WHAT YOU NEED TO DO:
Copy each line where the word "Definición" occurs.

STORED RECORDS:
■ ■ ■ ■
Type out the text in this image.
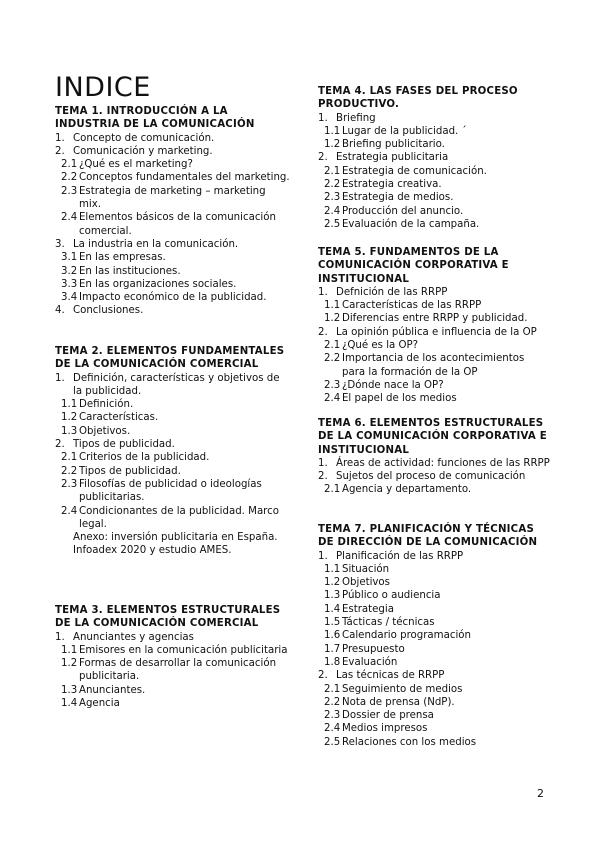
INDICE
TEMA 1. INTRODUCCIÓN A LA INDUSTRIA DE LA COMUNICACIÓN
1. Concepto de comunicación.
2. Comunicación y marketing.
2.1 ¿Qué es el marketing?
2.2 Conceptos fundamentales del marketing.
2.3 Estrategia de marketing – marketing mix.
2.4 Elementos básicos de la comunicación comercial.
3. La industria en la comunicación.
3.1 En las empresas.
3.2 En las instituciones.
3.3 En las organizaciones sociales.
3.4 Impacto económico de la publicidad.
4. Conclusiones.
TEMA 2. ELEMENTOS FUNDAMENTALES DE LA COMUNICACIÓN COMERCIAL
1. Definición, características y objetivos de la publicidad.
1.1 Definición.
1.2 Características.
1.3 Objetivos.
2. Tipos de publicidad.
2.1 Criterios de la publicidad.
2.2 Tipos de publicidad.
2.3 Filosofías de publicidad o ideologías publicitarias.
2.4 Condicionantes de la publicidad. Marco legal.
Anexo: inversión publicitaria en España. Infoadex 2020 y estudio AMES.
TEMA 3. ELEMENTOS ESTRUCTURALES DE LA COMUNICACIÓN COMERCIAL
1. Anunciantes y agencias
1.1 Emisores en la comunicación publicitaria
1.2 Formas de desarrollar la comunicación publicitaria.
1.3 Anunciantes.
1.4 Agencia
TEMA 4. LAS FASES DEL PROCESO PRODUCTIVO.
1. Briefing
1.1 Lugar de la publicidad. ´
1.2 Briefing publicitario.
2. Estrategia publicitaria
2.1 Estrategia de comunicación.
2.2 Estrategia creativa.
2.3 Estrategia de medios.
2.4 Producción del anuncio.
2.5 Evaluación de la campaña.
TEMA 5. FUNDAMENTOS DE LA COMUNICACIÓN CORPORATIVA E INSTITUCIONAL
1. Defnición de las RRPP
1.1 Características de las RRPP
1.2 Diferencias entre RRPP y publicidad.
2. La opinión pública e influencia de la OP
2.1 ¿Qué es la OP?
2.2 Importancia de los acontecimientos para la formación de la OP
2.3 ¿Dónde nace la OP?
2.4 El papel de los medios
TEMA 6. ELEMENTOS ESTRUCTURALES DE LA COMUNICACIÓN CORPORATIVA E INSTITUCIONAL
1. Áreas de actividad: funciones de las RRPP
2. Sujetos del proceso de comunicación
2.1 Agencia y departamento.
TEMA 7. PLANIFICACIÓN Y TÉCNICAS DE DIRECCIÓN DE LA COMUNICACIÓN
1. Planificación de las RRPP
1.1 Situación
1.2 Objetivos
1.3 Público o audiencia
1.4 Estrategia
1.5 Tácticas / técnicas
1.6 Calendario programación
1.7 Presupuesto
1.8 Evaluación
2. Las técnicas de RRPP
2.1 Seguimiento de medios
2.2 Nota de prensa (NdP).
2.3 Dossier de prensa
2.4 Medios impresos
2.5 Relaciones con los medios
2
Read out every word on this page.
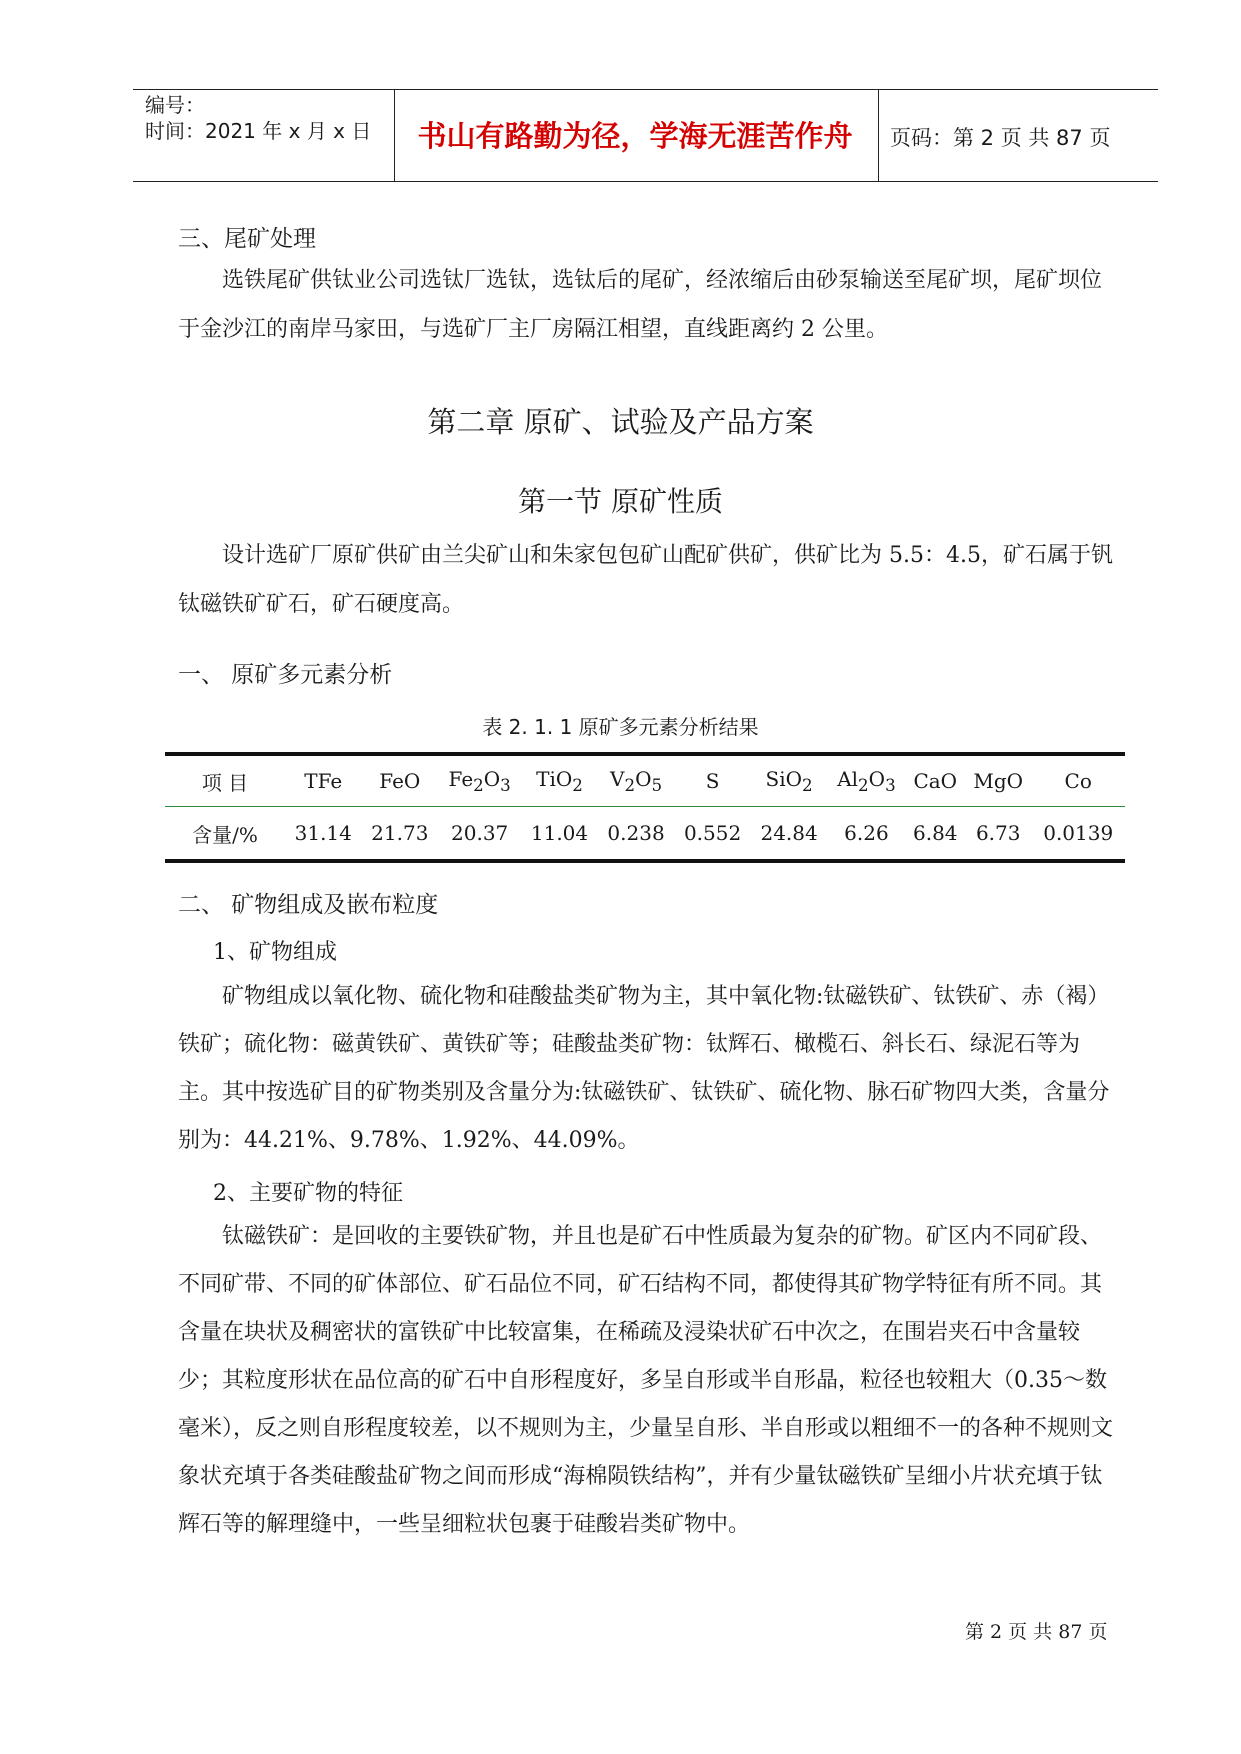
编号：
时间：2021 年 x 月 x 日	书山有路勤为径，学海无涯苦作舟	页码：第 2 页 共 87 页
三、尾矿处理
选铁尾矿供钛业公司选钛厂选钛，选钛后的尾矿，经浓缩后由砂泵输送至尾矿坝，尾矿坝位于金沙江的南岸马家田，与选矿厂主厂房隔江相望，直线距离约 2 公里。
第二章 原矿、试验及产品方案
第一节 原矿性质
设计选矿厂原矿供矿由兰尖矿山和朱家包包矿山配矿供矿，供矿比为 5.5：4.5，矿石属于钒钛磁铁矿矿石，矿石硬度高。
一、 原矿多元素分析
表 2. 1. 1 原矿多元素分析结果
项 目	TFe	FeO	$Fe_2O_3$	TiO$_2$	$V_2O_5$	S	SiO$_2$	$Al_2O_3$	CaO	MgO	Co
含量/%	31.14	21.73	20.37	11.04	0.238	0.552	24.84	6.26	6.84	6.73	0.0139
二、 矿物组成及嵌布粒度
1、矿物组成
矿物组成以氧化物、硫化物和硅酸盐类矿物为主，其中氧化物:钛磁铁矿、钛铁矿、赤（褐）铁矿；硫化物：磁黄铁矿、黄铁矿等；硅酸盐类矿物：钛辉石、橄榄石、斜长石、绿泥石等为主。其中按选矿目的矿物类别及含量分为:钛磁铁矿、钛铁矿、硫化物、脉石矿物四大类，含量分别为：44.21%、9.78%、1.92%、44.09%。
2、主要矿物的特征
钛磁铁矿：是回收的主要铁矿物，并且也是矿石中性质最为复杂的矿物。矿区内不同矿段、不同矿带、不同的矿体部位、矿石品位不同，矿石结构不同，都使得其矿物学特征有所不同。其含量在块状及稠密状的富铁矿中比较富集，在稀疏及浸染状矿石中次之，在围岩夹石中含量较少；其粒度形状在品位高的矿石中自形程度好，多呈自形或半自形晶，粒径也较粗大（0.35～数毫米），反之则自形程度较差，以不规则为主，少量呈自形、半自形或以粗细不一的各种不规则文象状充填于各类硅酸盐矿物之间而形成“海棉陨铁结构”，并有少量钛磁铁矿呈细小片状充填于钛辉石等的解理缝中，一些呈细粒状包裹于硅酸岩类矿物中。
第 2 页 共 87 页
■ ■ ■ ■
THE RESULT:
1. Definición, características y objetivos de la publicidad.
1.1 Definición.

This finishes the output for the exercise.